• _DOCUMENT EXCERPT_:
########################################

Finish processing your concentrates after a day of digging 10

I see a lot of people investing in fancy equipment to process their concentrates. Some folks just like having & using cool tools, I get it. Still, don’t feel obliged to do the same. Getting to clean gold doesn’t have to mean spending more money on fancy gear, especially if you are just panning, sluicing or high banking. Here’s my method:

1. Classify 30/50/100 (100 is optional depending on your cons). Here are the classifiers I use:
5.5-Inch Mini Stackable Classifier, 50 Mesh

As you will see on the Amazon page you can get a variety of sizes. I use the 30 mesh and the 50 mesh. I sometimes add in the 40 mesh if the amount of 30-50 cons is high. My next purchase will be a 60 for the same reason…the more cons you have the more sensible to classify into smaller piles to pan separately. Note: Be sure to clean them occasionally by rubbing the backside of the mesh with a spoon to press out particles that get caught in the mesh. And remember, some of those particles will be gold!

2. Put each classified portion in a separate pan covered in an inch or so of water. Here’s the pan I like:
SE GP1001BL 10-Inch Plastic Gold Mining Pan Black (4-pack)

########################################

• _RAW DATA_:
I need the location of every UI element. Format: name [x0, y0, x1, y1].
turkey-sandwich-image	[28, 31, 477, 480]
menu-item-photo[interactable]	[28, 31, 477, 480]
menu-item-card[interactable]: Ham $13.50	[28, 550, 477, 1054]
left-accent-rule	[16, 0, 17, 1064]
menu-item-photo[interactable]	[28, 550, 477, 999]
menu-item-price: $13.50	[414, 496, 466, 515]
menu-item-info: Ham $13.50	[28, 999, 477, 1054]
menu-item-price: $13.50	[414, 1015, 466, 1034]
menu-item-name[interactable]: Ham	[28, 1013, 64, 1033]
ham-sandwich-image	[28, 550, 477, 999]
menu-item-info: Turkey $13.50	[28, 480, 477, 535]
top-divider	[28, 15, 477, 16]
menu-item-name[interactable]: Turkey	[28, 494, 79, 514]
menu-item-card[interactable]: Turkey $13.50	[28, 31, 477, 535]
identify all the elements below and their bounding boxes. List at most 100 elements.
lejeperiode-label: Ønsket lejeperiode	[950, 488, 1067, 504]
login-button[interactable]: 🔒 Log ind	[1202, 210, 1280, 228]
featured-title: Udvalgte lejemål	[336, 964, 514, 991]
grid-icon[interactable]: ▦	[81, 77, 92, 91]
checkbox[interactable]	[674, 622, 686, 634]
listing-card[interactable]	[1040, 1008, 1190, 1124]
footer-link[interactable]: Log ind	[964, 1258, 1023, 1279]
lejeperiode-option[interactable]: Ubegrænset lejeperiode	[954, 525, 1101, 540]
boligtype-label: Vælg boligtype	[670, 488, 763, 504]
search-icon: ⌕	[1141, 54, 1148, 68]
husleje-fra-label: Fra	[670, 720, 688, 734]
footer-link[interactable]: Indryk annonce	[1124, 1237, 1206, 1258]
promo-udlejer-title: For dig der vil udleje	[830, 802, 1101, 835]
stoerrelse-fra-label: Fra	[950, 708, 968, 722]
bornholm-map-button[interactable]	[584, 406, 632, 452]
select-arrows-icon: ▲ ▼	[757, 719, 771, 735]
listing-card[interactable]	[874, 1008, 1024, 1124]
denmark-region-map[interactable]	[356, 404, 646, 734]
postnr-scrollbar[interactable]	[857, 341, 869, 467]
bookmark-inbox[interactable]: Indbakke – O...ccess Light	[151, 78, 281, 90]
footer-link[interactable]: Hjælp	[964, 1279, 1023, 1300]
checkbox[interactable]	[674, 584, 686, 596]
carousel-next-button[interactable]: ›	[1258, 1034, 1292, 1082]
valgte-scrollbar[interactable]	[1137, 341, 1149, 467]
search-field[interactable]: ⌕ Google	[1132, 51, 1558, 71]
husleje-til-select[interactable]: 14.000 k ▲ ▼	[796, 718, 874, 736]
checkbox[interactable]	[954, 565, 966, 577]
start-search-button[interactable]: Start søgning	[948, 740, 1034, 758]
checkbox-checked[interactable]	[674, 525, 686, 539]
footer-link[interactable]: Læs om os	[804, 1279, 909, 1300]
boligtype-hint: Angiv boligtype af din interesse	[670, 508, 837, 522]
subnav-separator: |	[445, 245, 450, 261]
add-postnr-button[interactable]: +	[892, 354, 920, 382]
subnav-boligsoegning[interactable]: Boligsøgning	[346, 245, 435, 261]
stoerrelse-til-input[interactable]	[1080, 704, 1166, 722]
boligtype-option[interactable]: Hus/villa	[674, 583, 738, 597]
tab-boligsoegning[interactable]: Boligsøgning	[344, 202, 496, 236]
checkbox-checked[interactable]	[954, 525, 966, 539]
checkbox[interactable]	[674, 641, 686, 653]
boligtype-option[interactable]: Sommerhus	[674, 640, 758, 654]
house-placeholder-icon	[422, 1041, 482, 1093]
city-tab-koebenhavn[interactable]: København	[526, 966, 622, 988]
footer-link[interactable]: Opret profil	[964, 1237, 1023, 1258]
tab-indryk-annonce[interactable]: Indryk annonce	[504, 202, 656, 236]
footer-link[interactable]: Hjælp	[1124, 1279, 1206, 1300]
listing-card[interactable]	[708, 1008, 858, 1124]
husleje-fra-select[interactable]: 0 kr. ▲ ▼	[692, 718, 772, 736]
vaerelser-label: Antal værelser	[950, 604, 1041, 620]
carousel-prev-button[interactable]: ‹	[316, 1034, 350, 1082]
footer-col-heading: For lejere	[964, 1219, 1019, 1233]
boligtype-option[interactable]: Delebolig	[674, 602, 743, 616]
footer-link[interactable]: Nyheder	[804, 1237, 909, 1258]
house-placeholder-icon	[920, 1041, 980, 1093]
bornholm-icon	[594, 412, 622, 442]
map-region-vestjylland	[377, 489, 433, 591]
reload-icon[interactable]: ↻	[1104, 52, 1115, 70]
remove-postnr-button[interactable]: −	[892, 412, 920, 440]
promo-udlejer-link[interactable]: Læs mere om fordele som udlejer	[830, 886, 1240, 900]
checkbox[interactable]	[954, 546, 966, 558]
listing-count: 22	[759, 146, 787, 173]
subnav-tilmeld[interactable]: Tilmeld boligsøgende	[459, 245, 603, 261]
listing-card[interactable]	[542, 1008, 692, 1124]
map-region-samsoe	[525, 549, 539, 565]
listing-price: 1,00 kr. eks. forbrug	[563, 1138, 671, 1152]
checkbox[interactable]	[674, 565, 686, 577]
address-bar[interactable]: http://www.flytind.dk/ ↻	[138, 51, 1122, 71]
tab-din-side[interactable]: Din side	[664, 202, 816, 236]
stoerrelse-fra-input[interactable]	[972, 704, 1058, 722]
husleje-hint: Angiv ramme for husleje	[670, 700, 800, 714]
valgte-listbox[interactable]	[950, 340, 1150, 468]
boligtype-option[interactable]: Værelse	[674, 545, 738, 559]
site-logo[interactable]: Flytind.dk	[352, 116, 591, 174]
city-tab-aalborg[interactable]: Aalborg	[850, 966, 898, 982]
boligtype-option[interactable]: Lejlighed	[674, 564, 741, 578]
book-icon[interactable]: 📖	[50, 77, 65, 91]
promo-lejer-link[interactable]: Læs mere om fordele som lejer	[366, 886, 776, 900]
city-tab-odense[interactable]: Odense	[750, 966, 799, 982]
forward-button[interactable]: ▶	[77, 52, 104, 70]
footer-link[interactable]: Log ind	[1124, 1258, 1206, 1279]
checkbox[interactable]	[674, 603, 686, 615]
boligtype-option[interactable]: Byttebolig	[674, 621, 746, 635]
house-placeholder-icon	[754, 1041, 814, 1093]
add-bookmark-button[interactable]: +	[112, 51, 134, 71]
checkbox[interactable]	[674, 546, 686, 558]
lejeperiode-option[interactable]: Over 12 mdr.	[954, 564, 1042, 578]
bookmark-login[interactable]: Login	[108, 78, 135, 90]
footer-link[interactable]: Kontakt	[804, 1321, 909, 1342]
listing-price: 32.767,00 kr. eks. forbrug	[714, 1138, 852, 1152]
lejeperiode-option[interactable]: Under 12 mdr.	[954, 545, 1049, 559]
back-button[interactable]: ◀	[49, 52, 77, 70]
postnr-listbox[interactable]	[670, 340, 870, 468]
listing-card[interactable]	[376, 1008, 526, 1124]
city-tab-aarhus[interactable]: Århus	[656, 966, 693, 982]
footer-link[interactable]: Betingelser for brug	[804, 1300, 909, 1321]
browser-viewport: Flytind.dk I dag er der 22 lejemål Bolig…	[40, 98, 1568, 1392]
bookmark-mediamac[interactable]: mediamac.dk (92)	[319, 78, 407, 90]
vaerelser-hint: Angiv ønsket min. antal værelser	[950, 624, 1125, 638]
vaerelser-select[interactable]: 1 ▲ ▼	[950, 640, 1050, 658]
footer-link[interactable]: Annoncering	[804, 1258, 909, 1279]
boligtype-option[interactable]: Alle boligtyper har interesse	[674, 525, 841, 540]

########################################

Copy the part of the concentrate-processing text that opens with the words "1. Classify 30/50/100" and closes with "will be gold!", and rename "cons" to "concentrates" throughout it.

1. Classify 30/50/100 (100 is optional depending on your concentrates). Here are the classifiers I use:
5.5-Inch Mini Stackable Classifier, 50 Mesh

As you will see on the Amazon page you can get a variety of sizes. I use the 30 mesh and the 50 mesh. I sometimes add in the 40 mesh if the amount of 30-50 concentrates is high. My next purchase will be a 60 for the same reason…the more concentrates you have the more sensible to classify into smaller piles to pan separately. Note: Be sure to clean them occasionally by rubbing the backside of the mesh with a spoon to press out particles that get caught in the mesh. And remember, some of those particles will be gold!